* _What to do_
Turn each line of the records below into a JSON list of strings, one string per line, and skip any blank lines. Leave the pictures out of your answer.

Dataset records
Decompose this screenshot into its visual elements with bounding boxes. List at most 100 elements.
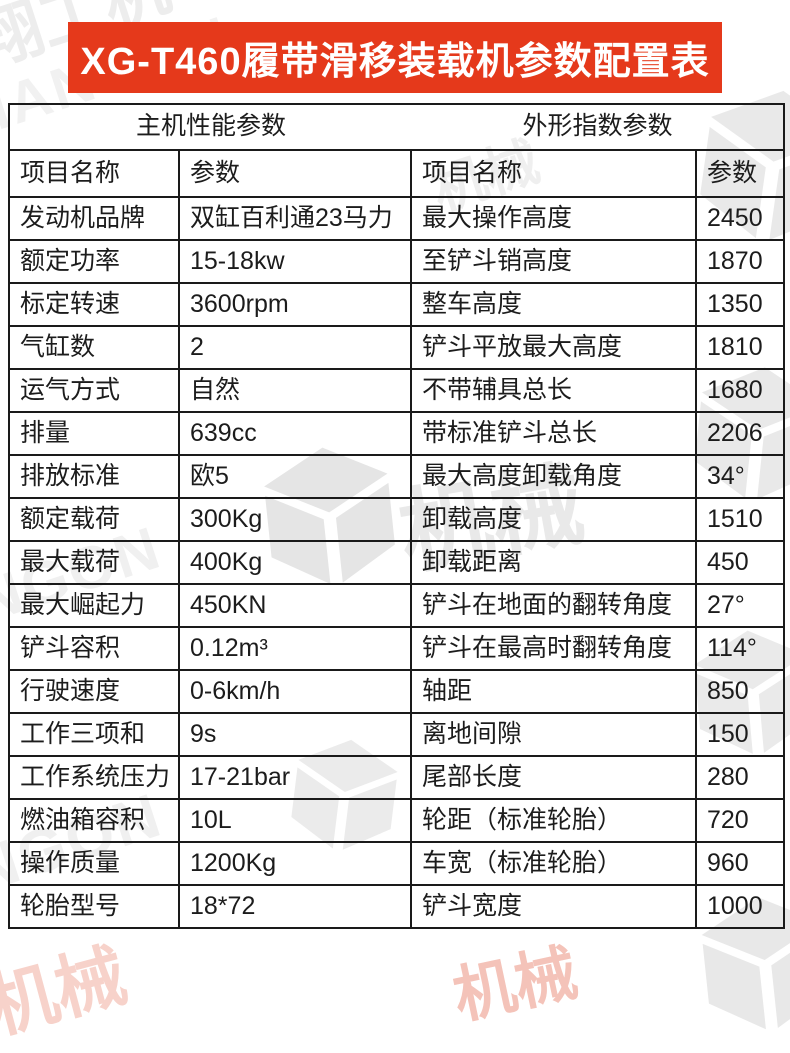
right-item-name: 车宽（标准轮胎） xyxy=(410,841,697,886)
right-item-name: 轮距（标准轮胎） xyxy=(410,798,697,843)
left-item-value: 639cc xyxy=(178,411,412,456)
left-item-name: 燃油箱容积 xyxy=(8,798,180,843)
table-row: 轮胎型号 18*72 铲斗宽度 1000 xyxy=(8,884,786,929)
right-item-name: 整车高度 xyxy=(410,282,697,327)
right-item-value: 1810 xyxy=(694,325,786,370)
left-item-value: 9s xyxy=(178,712,412,757)
right-item-value: 450 xyxy=(694,540,786,585)
right-section-title: 外形指数参数 xyxy=(522,112,673,141)
table-row: 工作三项和 9s 离地间隙 150 xyxy=(8,712,786,757)
table-row: 最大崛起力 450KN 铲斗在地面的翻转角度 27° xyxy=(8,583,786,628)
left-item-value: 15-18kw xyxy=(178,239,412,284)
left-item-value: 双缸百利通23马力 xyxy=(178,196,412,241)
left-item-name: 工作三项和 xyxy=(8,712,180,757)
right-item-value: 2206 xyxy=(694,411,786,456)
right-item-value: 1870 xyxy=(694,239,786,284)
left-item-name: 额定载荷 xyxy=(8,497,180,542)
col-header-param-left: 参数 xyxy=(178,149,412,198)
left-item-value: 0.12m³ xyxy=(178,626,412,671)
left-item-name: 轮胎型号 xyxy=(8,884,180,929)
left-item-value: 3600rpm xyxy=(178,282,412,327)
table-row: 标定转速 3600rpm 整车高度 1350 xyxy=(8,282,786,327)
watermark-pink-cn-text: 机械 xyxy=(447,938,584,1032)
left-section-title: 主机性能参数 xyxy=(135,112,286,141)
right-item-name: 铲斗平放最大高度 xyxy=(410,325,697,370)
left-item-name: 工作系统压力 xyxy=(8,755,180,800)
left-item-value: 10L xyxy=(178,798,412,843)
table-row: 排量 639cc 带标准铲斗总长 2206 xyxy=(8,411,786,456)
left-item-name: 气缸数 xyxy=(8,325,180,370)
right-item-value: 720 xyxy=(694,798,786,843)
table-row: 最大载荷 400Kg 卸载距离 450 xyxy=(8,540,786,585)
right-item-value: 1680 xyxy=(694,368,786,413)
column-header-row: 项目名称 参数 项目名称 参数 xyxy=(8,149,786,198)
right-item-name: 轴距 xyxy=(410,669,697,714)
right-item-name: 离地间隙 xyxy=(410,712,697,757)
right-item-value: 150 xyxy=(694,712,786,757)
left-item-value: 400Kg xyxy=(178,540,412,585)
section-header-cell: 主机性能参数 外形指数参数 xyxy=(7,103,786,151)
col-header-param-right: 参数 xyxy=(694,149,786,198)
table-row: 气缸数 2 铲斗平放最大高度 1810 xyxy=(8,325,786,370)
table-row: 铲斗容积 0.12m³ 铲斗在最高时翻转角度 114° xyxy=(8,626,786,671)
right-item-name: 铲斗在最高时翻转角度 xyxy=(410,626,697,671)
left-item-name: 排放标准 xyxy=(8,454,180,499)
table-row: 运气方式 自然 不带辅具总长 1680 xyxy=(8,368,786,413)
right-item-name: 至铲斗销高度 xyxy=(410,239,697,284)
left-item-name: 运气方式 xyxy=(8,368,180,413)
left-item-value: 1200Kg xyxy=(178,841,412,886)
right-item-value: 2450 xyxy=(694,196,786,241)
col-header-item-left: 项目名称 xyxy=(8,149,180,198)
right-item-value: 1510 xyxy=(694,497,786,542)
col-header-item-right: 项目名称 xyxy=(410,149,697,198)
left-item-value: 2 xyxy=(178,325,412,370)
left-item-name: 最大载荷 xyxy=(8,540,180,585)
watermark-pink-cn-text: 机械 xyxy=(0,936,135,1048)
right-item-name: 最大高度卸载角度 xyxy=(410,454,697,499)
right-item-name: 不带辅具总长 xyxy=(410,368,697,413)
table-row: 燃油箱容积 10L 轮距（标准轮胎） 720 xyxy=(8,798,786,843)
right-item-value: 850 xyxy=(694,669,786,714)
left-item-name: 行驶速度 xyxy=(8,669,180,714)
right-item-value: 960 xyxy=(694,841,786,886)
right-item-value: 1000 xyxy=(694,884,786,929)
left-item-value: 17-21bar xyxy=(178,755,412,800)
right-item-name: 卸载高度 xyxy=(410,497,697,542)
title-banner: XG-T460履带滑移装载机参数配置表 xyxy=(68,22,722,93)
right-item-name: 铲斗宽度 xyxy=(410,884,697,929)
left-item-name: 铲斗容积 xyxy=(8,626,180,671)
table-row: 额定载荷 300Kg 卸载高度 1510 xyxy=(8,497,786,542)
table-row: 额定功率 15-18kw 至铲斗销高度 1870 xyxy=(8,239,786,284)
table-row: 操作质量 1200Kg 车宽（标准轮胎） 960 xyxy=(8,841,786,886)
right-item-value: 27° xyxy=(694,583,786,628)
left-item-value: 0-6km/h xyxy=(178,669,412,714)
right-item-name: 卸载距离 xyxy=(410,540,697,585)
table-row: 行驶速度 0-6km/h 轴距 850 xyxy=(8,669,786,714)
left-item-name: 操作质量 xyxy=(8,841,180,886)
table-row: 排放标准 欧5 最大高度卸载角度 34° xyxy=(8,454,786,499)
left-item-value: 300Kg xyxy=(178,497,412,542)
right-item-value: 1350 xyxy=(694,282,786,327)
page-title: XG-T460履带滑移装载机参数配置表 xyxy=(80,41,710,83)
right-item-name: 最大操作高度 xyxy=(410,196,697,241)
right-item-value: 280 xyxy=(694,755,786,800)
left-item-name: 最大崛起力 xyxy=(8,583,180,628)
right-item-value: 34° xyxy=(694,454,786,499)
section-header-row: 主机性能参数 外形指数参数 xyxy=(7,103,786,151)
left-item-value: 欧5 xyxy=(178,454,412,499)
left-item-name: 排量 xyxy=(8,411,180,456)
left-item-value: 450KN xyxy=(178,583,412,628)
right-item-name: 带标准铲斗总长 xyxy=(410,411,697,456)
left-item-value: 自然 xyxy=(178,368,412,413)
left-item-name: 标定转速 xyxy=(8,282,180,327)
spec-table: 主机性能参数 外形指数参数 项目名称 参数 项目名称 参数 发动机品牌 双缸百利… xyxy=(7,103,786,929)
left-item-value: 18*72 xyxy=(178,884,412,929)
table-row: 工作系统压力 17-21bar 尾部长度 280 xyxy=(8,755,786,800)
left-item-name: 额定功率 xyxy=(8,239,180,284)
right-item-name: 铲斗在地面的翻转角度 xyxy=(410,583,697,628)
right-item-name: 尾部长度 xyxy=(410,755,697,800)
left-item-name: 发动机品牌 xyxy=(8,196,180,241)
right-item-value: 114° xyxy=(694,626,786,671)
table-row: 发动机品牌 双缸百利通23马力 最大操作高度 2450 xyxy=(8,196,786,241)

* _Answer to the task_
[
  "Decompose this screenshot into its visual elements with bounding boxes. List at most 100 elements.",
  "right-item-name: 车宽（标准轮胎） xyxy=(410,841,697,886)",
  "right-item-name: 轮距（标准轮胎） xyxy=(410,798,697,843)",
  "left-item-value: 639cc xyxy=(178,411,412,456)",
  "left-item-name: 燃油箱容积 xyxy=(8,798,180,843)",
  "table-row: 轮胎型号 18*72 铲斗宽度 1000 xyxy=(8,884,786,929)",
  "right-item-name: 整车高度 xyxy=(410,282,697,327)",
  "right-item-value: 1810 xyxy=(694,325,786,370)",
  "left-item-value: 9s xyxy=(178,712,412,757)",
  "right-item-value: 450 xyxy=(694,540,786,585)",
  "right-section-title: 外形指数参数 xyxy=(522,112,673,141)",
  "table-row: 工作三项和 9s 离地间隙 150 xyxy=(8,712,786,757)",
  "table-row: 最大崛起力 450KN 铲斗在地面的翻转角度 27° xyxy=(8,583,786,628)",
  "left-item-value: 15-18kw xyxy=(178,239,412,284)",
  "left-item-value: 双缸百利通23马力 xyxy=(178,196,412,241)",
  "left-item-name: 工作三项和 xyxy=(8,712,180,757)",
  "right-item-value: 2206 xyxy=(694,411,786,456)",
  "right-item-value: 1870 xyxy=(694,239,786,284)",
  "left-item-name: 额定载荷 xyxy=(8,497,180,542)",
  "col-header-param-left: 参数 xyxy=(178,149,412,198)",
  "left-item-value: 0.12m³ xyxy=(178,626,412,671)",
  "left-item-name: 轮胎型号 xyxy=(8,884,180,929)",
  "left-item-value: 3600rpm xyxy=(178,282,412,327)",
  "table-row: 标定转速 3600rpm 整车高度 1350 xyxy=(8,282,786,327)",
  "watermark-pink-cn-text: 机械 xyxy=(447,938,584,1032)",
  "left-section-title: 主机性能参数 xyxy=(135,112,286,141)",
  "right-item-name: 铲斗平放最大高度 xyxy=(410,325,697,370)",
  "left-item-name: 工作系统压力 xyxy=(8,755,180,800)",
  "left-item-value: 10L xyxy=(178,798,412,843)",
  "table-row: 排量 639cc 带标准铲斗总长 2206 xyxy=(8,411,786,456)",
  "left-item-name: 气缸数 xyxy=(8,325,180,370)",
  "right-item-value: 720 xyxy=(694,798,786,843)",
  "table-row: 最大载荷 400Kg 卸载距离 450 xyxy=(8,540,786,585)",
  "right-item-value: 1680 xyxy=(694,368,786,413)",
  "column-header-row: 项目名称 参数 项目名称 参数 xyxy=(8,149,786,198)",
  "right-item-name: 轴距 xyxy=(410,669,697,714)",
  "right-item-name: 离地间隙 xyxy=(410,712,697,757)",
  "right-item-value: 150 xyxy=(694,712,786,757)",
  "left-item-value: 400Kg xyxy=(178,540,412,585)",
  "section-header-cell: 主机性能参数 外形指数参数 xyxy=(7,103,786,151)",
  "col-header-param-right: 参数 xyxy=(694,149,786,198)",
  "table-row: 气缸数 2 铲斗平放最大高度 1810 xyxy=(8,325,786,370)",
  "table-row: 铲斗容积 0.12m³ 铲斗在最高时翻转角度 114° xyxy=(8,626,786,671)",
  "right-item-name: 铲斗在最高时翻转角度 xyxy=(410,626,697,671)",
  "left-item-name: 排放标准 xyxy=(8,454,180,499)",
  "table-row: 运气方式 自然 不带辅具总长 1680 xyxy=(8,368,786,413)",
  "right-item-name: 至铲斗销高度 xyxy=(410,239,697,284)",
  "left-item-name: 运气方式 xyxy=(8,368,180,413)",
  "left-item-value: 1200Kg xyxy=(178,841,412,886)",
  "right-item-value: 2450 xyxy=(694,196,786,241)",
  "col-header-item-left: 项目名称 xyxy=(8,149,180,198)",
  "right-item-value: 1510 xyxy=(694,497,786,542)",
  "col-header-item-right: 项目名称 xyxy=(410,149,697,198)",
  "left-item-value: 2 xyxy=(178,325,412,370)",
  "left-item-name: 最大载荷 xyxy=(8,540,180,585)",
  "watermark-pink-cn-text: 机械 xyxy=(0,936,135,1048)",
  "right-item-name: 最大高度卸载角度 xyxy=(410,454,697,499)",
  "right-item-name: 不带辅具总长 xyxy=(410,368,697,413)",
  "table-row: 燃油箱容积 10L 轮距（标准轮胎） 720 xyxy=(8,798,786,843)",
  "right-item-value: 850 xyxy=(694,669,786,714)",
  "left-item-name: 行驶速度 xyxy=(8,669,180,714)",
  "right-item-value: 960 xyxy=(694,841,786,886)",
  "right-item-value: 1000 xyxy=(694,884,786,929)",
  "left-item-value: 17-21bar xyxy=(178,755,412,800)",
  "right-item-name: 卸载高度 xyxy=(410,497,697,542)",
  "title-banner: XG-T460履带滑移装载机参数配置表 xyxy=(68,22,722,93)",
  "right-item-name: 铲斗宽度 xyxy=(410,884,697,929)",
  "left-item-name: 铲斗容积 xyxy=(8,626,180,671)",
  "table-row: 额定载荷 300Kg 卸载高度 1510 xyxy=(8,497,786,542)",
  "table-row: 额定功率 15-18kw 至铲斗销高度 1870 xyxy=(8,239,786,284)",
  "table-row: 操作质量 1200Kg 车宽（标准轮胎） 960 xyxy=(8,841,786,886)",
  "right-item-value: 27° xyxy=(694,583,786,628)",
  "left-item-value: 0-6km/h xyxy=(178,669,412,714)",
  "right-item-name: 卸载距离 xyxy=(410,540,697,585)",
  "table-row: 行驶速度 0-6km/h 轴距 850 xyxy=(8,669,786,714)",
  "left-item-name: 操作质量 xyxy=(8,841,180,886)",
  "table-row: 排放标准 欧5 最大高度卸载角度 34° xyxy=(8,454,786,499)",
  "left-item-value: 300Kg xyxy=(178,497,412,542)",
  "right-item-value: 1350 xyxy=(694,282,786,327)",
  "page-title: XG-T460履带滑移装载机参数配置表 xyxy=(80,41,710,83)",
  "right-item-name: 最大操作高度 xyxy=(410,196,697,241)",
  "right-item-value: 280 xyxy=(694,755,786,800)",
  "left-item-name: 最大崛起力 xyxy=(8,583,180,628)",
  "right-item-value: 34° xyxy=(694,454,786,499)",
  "section-header-row: 主机性能参数 外形指数参数 xyxy=(7,103,786,151)",
  "left-item-value: 欧5 xyxy=(178,454,412,499)",
  "left-item-name: 排量 xyxy=(8,411,180,456)",
  "left-item-value: 450KN xyxy=(178,583,412,628)",
  "right-item-name: 带标准铲斗总长 xyxy=(410,411,697,456)",
  "left-item-value: 自然 xyxy=(178,368,412,413)",
  "left-item-name: 标定转速 xyxy=(8,282,180,327)",
  "spec-table: 主机性能参数 外形指数参数 项目名称 参数 项目名称 参数 发动机品牌 双缸百利… xyxy=(7,103,786,929)",
  "left-item-value: 18*72 xyxy=(178,884,412,929)",
  "table-row: 工作系统压力 17-21bar 尾部长度 280 xyxy=(8,755,786,800)",
  "left-item-name: 额定功率 xyxy=(8,239,180,284)",
  "right-item-name: 铲斗在地面的翻转角度 xyxy=(410,583,697,628)",
  "right-item-name: 尾部长度 xyxy=(410,755,697,800)",
  "left-item-name: 发动机品牌 xyxy=(8,196,180,241)",
  "right-item-value: 114° xyxy=(694,626,786,671)",
  "table-row: 发动机品牌 双缸百利通23马力 最大操作高度 2450 xyxy=(8,196,786,241)"
]